DIRECTIONS FOR THIS TASK: In the listing below, find every line containing "Political" and copy it out.

MATERIAL PROVIDED:
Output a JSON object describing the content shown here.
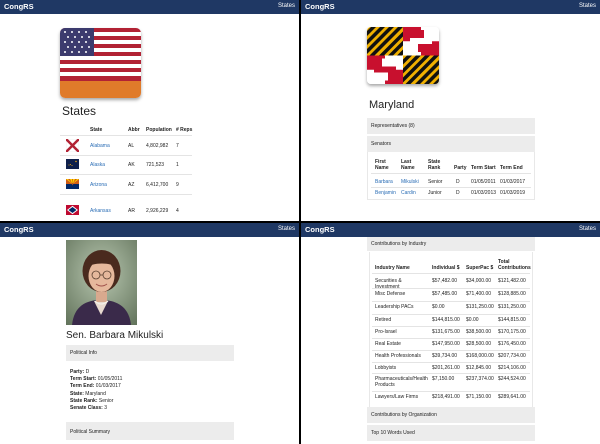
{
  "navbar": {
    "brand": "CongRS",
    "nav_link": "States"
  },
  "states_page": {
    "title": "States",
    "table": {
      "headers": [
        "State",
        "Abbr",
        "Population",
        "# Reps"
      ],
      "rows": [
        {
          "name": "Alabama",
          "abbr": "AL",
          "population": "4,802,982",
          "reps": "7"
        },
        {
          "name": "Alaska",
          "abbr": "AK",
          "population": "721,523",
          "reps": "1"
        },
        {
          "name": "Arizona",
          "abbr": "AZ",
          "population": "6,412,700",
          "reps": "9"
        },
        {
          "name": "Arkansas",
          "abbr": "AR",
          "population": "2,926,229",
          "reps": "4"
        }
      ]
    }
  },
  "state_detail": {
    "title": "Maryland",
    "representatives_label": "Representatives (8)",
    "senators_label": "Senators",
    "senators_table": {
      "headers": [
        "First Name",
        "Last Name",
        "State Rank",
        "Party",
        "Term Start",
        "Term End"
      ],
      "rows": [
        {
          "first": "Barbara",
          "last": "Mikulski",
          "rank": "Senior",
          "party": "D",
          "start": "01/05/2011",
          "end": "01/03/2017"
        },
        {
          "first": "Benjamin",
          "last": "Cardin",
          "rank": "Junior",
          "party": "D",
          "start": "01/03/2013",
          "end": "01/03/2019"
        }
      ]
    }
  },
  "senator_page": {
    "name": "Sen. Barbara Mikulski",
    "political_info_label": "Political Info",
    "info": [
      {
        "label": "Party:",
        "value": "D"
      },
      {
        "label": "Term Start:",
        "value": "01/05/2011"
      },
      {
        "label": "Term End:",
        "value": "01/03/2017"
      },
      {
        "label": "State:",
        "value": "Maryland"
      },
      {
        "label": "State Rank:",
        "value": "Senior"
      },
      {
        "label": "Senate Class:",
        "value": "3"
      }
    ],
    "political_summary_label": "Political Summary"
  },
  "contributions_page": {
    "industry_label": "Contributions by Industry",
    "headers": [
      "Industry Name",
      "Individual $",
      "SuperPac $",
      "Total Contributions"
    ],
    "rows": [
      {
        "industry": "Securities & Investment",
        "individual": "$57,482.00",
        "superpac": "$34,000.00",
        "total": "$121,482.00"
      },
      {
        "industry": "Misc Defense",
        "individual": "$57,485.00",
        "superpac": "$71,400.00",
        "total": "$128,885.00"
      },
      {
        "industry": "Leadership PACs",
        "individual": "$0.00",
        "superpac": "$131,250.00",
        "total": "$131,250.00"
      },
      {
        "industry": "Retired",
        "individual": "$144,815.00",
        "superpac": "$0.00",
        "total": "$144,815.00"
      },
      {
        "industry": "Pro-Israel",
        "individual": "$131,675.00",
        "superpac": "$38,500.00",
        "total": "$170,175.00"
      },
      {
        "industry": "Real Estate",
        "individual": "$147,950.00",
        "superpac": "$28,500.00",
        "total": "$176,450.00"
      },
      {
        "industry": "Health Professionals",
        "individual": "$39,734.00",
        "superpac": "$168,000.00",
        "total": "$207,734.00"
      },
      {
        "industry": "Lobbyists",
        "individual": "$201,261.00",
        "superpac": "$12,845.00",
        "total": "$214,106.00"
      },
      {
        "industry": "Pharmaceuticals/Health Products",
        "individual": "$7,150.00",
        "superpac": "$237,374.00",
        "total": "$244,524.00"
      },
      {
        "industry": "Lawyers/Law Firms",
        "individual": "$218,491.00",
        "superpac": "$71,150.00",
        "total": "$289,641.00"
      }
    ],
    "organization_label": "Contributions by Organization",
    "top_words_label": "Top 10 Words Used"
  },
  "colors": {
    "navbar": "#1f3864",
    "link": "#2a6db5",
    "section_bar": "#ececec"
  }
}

==

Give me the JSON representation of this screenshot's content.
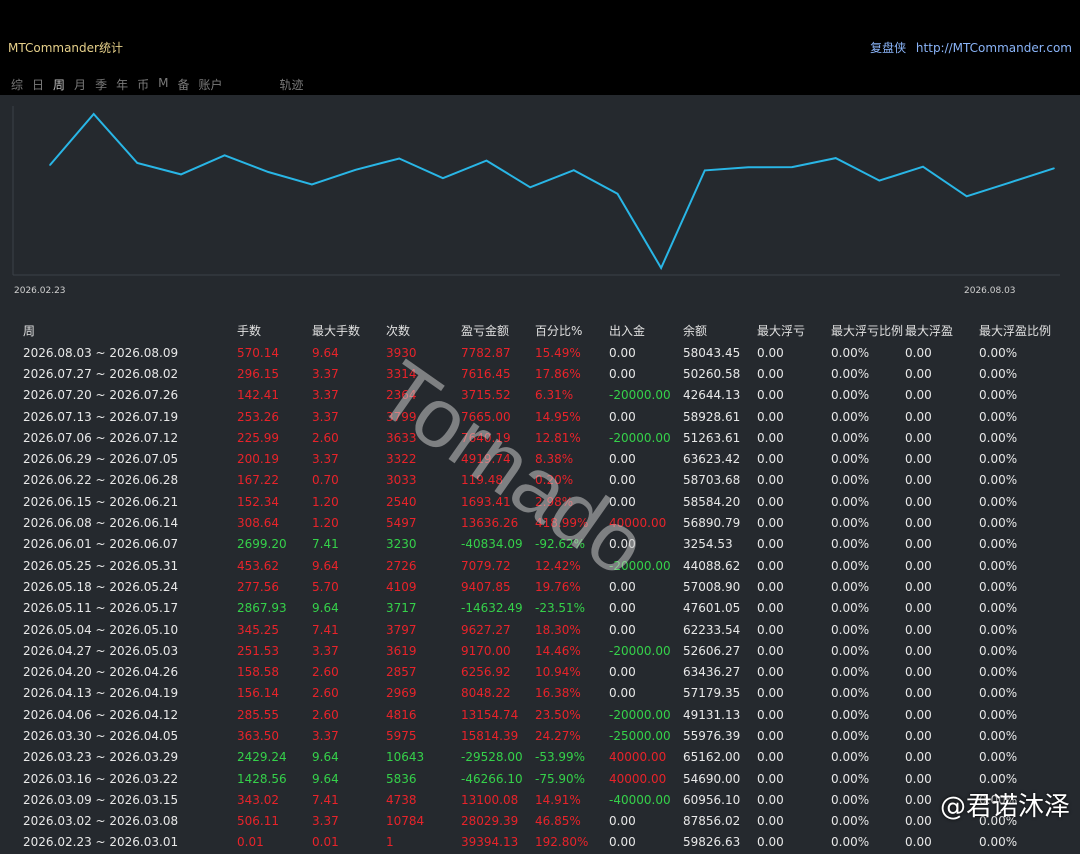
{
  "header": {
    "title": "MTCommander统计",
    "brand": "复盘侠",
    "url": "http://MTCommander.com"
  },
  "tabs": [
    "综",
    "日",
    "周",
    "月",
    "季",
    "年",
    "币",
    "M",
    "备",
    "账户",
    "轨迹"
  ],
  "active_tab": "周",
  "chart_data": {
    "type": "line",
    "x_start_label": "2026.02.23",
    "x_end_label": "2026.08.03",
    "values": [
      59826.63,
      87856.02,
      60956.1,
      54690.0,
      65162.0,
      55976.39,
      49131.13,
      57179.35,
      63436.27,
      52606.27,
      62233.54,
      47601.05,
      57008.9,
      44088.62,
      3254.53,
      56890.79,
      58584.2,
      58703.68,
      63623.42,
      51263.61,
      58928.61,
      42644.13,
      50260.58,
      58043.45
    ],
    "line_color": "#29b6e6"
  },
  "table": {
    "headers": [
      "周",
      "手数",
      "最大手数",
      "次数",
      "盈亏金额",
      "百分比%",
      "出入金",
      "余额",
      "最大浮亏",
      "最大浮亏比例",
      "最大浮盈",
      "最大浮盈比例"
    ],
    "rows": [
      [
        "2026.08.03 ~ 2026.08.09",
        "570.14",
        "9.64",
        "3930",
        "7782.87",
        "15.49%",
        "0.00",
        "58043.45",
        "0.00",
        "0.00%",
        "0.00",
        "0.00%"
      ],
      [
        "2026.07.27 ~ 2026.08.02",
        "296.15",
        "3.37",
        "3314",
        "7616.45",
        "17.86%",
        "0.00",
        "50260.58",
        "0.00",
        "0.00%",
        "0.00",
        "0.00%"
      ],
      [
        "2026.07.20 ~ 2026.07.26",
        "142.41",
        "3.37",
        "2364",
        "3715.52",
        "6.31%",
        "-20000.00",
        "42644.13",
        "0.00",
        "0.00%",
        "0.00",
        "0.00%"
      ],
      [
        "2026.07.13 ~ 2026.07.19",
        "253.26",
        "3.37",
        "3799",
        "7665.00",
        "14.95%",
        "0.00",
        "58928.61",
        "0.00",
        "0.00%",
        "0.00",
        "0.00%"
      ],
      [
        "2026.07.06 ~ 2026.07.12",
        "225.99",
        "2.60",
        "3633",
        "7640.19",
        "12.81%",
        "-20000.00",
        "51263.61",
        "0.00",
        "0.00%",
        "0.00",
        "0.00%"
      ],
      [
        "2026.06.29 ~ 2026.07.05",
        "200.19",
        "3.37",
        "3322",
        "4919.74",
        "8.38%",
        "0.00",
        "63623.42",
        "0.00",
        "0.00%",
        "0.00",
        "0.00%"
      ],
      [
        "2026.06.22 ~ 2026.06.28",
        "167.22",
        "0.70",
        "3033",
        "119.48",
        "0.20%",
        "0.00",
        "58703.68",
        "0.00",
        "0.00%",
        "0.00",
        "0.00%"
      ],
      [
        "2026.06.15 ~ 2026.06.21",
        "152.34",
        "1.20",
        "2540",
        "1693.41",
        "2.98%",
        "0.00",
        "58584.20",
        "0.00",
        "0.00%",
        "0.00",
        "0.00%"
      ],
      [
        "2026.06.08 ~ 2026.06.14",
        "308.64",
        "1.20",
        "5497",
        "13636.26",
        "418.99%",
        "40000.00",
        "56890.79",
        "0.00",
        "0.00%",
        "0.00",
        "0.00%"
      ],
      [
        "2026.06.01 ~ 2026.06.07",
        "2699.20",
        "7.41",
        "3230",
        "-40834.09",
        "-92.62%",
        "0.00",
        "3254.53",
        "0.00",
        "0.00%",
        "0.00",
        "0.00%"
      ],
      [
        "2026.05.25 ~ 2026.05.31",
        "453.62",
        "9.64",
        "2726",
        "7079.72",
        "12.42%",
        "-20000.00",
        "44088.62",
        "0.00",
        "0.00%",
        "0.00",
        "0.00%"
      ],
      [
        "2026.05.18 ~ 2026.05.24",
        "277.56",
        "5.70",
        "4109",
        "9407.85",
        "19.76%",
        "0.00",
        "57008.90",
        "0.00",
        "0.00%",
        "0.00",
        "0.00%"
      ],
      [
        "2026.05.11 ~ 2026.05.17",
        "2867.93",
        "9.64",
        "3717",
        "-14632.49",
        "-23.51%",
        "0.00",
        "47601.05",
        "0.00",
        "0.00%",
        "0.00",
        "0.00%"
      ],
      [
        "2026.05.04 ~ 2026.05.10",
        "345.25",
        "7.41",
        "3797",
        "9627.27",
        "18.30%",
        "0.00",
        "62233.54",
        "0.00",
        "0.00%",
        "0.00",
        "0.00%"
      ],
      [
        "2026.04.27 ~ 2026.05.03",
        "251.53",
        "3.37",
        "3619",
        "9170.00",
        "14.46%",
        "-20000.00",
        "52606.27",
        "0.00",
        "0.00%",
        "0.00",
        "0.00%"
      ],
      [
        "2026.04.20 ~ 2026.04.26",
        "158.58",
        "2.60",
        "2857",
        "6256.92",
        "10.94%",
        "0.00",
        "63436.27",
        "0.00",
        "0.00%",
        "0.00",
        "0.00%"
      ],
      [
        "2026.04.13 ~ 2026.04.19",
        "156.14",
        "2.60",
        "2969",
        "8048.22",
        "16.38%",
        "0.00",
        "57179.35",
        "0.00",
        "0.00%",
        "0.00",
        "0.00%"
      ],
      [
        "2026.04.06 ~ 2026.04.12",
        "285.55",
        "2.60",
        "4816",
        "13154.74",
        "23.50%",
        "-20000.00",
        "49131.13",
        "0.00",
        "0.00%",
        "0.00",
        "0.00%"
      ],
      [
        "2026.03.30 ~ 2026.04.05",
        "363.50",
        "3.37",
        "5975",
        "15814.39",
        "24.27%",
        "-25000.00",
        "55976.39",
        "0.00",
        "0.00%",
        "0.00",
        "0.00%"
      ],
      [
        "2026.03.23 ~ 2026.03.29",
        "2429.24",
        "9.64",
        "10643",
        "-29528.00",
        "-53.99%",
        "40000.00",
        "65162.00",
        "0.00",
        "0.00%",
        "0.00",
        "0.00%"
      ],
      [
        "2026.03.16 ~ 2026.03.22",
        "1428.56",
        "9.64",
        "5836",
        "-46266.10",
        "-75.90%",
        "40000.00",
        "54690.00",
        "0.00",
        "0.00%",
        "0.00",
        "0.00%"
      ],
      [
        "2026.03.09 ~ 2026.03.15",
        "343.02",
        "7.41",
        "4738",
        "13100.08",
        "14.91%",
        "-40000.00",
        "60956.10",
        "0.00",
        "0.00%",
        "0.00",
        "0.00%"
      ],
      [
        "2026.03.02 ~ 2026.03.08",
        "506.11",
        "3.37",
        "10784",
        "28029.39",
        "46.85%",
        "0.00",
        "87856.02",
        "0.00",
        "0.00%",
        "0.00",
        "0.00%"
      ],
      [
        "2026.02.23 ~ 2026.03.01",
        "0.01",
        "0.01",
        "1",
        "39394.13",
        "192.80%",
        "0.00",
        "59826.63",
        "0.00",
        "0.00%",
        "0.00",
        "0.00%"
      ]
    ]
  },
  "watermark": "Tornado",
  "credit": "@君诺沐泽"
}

SOLUTION BELOW:
    "political_info_label": "Political Info",
    "political_summary_label": "Political Summary"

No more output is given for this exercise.